Brief: Transcribe all the records with complete accuracy.

Excerpt from a dataset:
┄┄┄┄┄┄┄┄┄┄

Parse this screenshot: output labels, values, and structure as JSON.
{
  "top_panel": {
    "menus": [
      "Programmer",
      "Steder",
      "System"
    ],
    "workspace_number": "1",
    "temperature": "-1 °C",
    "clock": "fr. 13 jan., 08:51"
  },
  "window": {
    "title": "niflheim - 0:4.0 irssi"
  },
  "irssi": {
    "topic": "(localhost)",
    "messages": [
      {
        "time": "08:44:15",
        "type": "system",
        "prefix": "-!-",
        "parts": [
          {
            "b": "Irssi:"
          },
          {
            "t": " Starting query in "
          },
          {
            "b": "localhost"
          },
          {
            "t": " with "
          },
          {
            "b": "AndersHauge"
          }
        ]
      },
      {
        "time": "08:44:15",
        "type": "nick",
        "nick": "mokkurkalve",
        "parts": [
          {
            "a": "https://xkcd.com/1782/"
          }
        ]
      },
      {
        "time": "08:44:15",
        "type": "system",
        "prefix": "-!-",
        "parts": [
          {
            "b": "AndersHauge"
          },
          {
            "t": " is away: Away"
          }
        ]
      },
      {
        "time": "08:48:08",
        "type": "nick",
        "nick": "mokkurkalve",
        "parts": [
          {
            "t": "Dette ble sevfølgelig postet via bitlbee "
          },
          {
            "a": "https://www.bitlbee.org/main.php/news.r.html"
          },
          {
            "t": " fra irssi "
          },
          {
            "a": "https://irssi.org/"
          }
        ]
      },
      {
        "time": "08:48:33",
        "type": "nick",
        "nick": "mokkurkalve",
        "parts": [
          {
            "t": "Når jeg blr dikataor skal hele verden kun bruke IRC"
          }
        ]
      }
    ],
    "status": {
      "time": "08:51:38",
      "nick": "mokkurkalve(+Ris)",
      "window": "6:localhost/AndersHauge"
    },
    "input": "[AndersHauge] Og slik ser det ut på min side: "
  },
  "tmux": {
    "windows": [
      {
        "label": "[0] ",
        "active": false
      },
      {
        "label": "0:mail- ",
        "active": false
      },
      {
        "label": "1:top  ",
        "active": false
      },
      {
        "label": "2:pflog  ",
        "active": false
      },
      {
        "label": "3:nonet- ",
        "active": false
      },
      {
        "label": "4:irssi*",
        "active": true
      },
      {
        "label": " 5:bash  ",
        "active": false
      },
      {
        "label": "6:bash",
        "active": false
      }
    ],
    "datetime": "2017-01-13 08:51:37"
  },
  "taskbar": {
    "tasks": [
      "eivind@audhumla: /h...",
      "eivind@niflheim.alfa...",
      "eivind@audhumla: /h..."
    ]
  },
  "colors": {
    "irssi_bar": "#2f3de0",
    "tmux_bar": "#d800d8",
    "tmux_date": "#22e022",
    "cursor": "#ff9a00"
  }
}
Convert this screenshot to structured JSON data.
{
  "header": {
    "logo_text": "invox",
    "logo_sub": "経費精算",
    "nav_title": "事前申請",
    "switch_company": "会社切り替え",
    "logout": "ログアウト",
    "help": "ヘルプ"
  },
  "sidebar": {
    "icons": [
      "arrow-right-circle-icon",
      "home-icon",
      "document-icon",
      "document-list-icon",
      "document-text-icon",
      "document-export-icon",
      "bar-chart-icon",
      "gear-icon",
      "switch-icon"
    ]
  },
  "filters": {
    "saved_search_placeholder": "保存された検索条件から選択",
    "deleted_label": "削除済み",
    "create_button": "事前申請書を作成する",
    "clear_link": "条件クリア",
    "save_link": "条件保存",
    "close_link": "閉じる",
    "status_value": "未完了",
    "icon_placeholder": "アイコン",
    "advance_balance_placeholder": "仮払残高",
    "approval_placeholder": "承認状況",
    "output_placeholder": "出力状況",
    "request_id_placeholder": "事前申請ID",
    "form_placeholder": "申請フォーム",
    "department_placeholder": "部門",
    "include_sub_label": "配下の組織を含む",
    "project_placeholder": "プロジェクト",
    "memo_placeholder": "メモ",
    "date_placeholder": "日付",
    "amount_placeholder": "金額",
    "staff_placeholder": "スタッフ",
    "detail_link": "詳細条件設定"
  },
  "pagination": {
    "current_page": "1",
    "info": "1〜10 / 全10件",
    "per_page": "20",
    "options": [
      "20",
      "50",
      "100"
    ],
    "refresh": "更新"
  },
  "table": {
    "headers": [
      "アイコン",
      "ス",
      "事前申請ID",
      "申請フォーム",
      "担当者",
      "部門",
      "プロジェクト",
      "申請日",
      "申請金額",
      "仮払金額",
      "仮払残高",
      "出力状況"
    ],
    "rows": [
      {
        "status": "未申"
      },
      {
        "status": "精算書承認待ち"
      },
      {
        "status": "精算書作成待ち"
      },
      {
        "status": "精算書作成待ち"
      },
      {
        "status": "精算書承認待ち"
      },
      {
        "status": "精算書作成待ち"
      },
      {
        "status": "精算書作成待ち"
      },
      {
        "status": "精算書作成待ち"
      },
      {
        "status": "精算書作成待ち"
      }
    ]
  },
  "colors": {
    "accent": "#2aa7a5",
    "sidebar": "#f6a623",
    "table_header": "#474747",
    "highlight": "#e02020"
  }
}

┄┄┄┄┄┄┄┄┄┄

Task response:
Parse this screenshot: output labels, values, and structure as JSON.
{
  "top_panel": {
    "menus": [
      "Programmer",
      "Steder",
      "System"
    ],
    "workspace_number": "1",
    "temperature": "-1 °C",
    "clock": "fr. 13 jan., 08:51"
  },
  "window": {
    "title": "niflheim - 0:4.0 irssi"
  },
  "irssi": {
    "topic": "(localhost)",
    "messages": [
      {
        "time": "08:44:15",
        "type": "system",
        "prefix": "-!-",
        "parts": [
          {
            "b": "Irssi:"
          },
          {
            "t": " Starting query in "
          },
          {
            "b": "localhost"
          },
          {
            "t": " with "
          },
          {
            "b": "AndersHauge"
          }
        ]
      },
      {
        "time": "08:44:15",
        "type": "nick",
        "nick": "mokkurkalve",
        "parts": [
          {
            "a": "https://xkcd.com/1782/"
          }
        ]
      },
      {
        "time": "08:44:15",
        "type": "system",
        "prefix": "-!-",
        "parts": [
          {
            "b": "AndersHauge"
          },
          {
            "t": " is away: Away"
          }
        ]
      },
      {
        "time": "08:48:08",
        "type": "nick",
        "nick": "mokkurkalve",
        "parts": [
          {
            "t": "Dette ble sevfølgelig postet via bitlbee "
          },
          {
            "a": "https://www.bitlbee.org/main.php/news.r.html"
          },
          {
            "t": " fra irssi "
          },
          {
            "a": "https://irssi.org/"
          }
        ]
      },
      {
        "time": "08:48:33",
        "type": "nick",
        "nick": "mokkurkalve",
        "parts": [
          {
            "t": "Når jeg blr dikataor skal hele verden kun bruke IRC"
          }
        ]
      }
    ],
    "status": {
      "time": "08:51:38",
      "nick": "mokkurkalve(+Ris)",
      "window": "6:localhost/AndersHauge"
    },
    "input": "[AndersHauge] Og slik ser det ut på min side: "
  },
  "tmux": {
    "windows": [
      {
        "label": "[0] ",
        "active": false
      },
      {
        "label": "0:mail- ",
        "active": false
      },
      {
        "label": "1:top  ",
        "active": false
      },
      {
        "label": "2:pflog  ",
        "active": false
      },
      {
        "label": "3:nonet- ",
        "active": false
      },
      {
        "label": "4:irssi*",
        "active": true
      },
      {
        "label": " 5:bash  ",
        "active": false
      },
      {
        "label": "6:bash",
        "active": false
      }
    ],
    "datetime": "2017-01-13 08:51:37"
  },
  "taskbar": {
    "tasks": [
      "eivind@audhumla: /h...",
      "eivind@niflheim.alfa...",
      "eivind@audhumla: /h..."
    ]
  },
  "colors": {
    "irssi_bar": "#2f3de0",
    "tmux_bar": "#d800d8",
    "tmux_date": "#22e022",
    "cursor": "#ff9a00"
  }
}
Convert this screenshot to structured JSON data.
{
  "header": {
    "logo_text": "invox",
    "logo_sub": "経費精算",
    "nav_title": "事前申請",
    "switch_company": "会社切り替え",
    "logout": "ログアウト",
    "help": "ヘルプ"
  },
  "sidebar": {
    "icons": [
      "arrow-right-circle-icon",
      "home-icon",
      "document-icon",
      "document-list-icon",
      "document-text-icon",
      "document-export-icon",
      "bar-chart-icon",
      "gear-icon",
      "switch-icon"
    ]
  },
  "filters": {
    "saved_search_placeholder": "保存された検索条件から選択",
    "deleted_label": "削除済み",
    "create_button": "事前申請書を作成する",
    "clear_link": "条件クリア",
    "save_link": "条件保存",
    "close_link": "閉じる",
    "status_value": "未完了",
    "icon_placeholder": "アイコン",
    "advance_balance_placeholder": "仮払残高",
    "approval_placeholder": "承認状況",
    "output_placeholder": "出力状況",
    "request_id_placeholder": "事前申請ID",
    "form_placeholder": "申請フォーム",
    "department_placeholder": "部門",
    "include_sub_label": "配下の組織を含む",
    "project_placeholder": "プロジェクト",
    "memo_placeholder": "メモ",
    "date_placeholder": "日付",
    "amount_placeholder": "金額",
    "staff_placeholder": "スタッフ",
    "detail_link": "詳細条件設定"
  },
  "pagination": {
    "current_page": "1",
    "info": "1〜10 / 全10件",
    "per_page": "20",
    "options": [
      "20",
      "50",
      "100"
    ],
    "refresh": "更新"
  },
  "table": {
    "headers": [
      "アイコン",
      "ス",
      "事前申請ID",
      "申請フォーム",
      "担当者",
      "部門",
      "プロジェクト",
      "申請日",
      "申請金額",
      "仮払金額",
      "仮払残高",
      "出力状況"
    ],
    "rows": [
      {
        "status": "未申"
      },
      {
        "status": "精算書承認待ち"
      },
      {
        "status": "精算書作成待ち"
      },
      {
        "status": "精算書作成待ち"
      },
      {
        "status": "精算書承認待ち"
      },
      {
        "status": "精算書作成待ち"
      },
      {
        "status": "精算書作成待ち"
      },
      {
        "status": "精算書作成待ち"
      },
      {
        "status": "精算書作成待ち"
      }
    ]
  },
  "colors": {
    "accent": "#2aa7a5",
    "sidebar": "#f6a623",
    "table_header": "#474747",
    "highlight": "#e02020"
  }
}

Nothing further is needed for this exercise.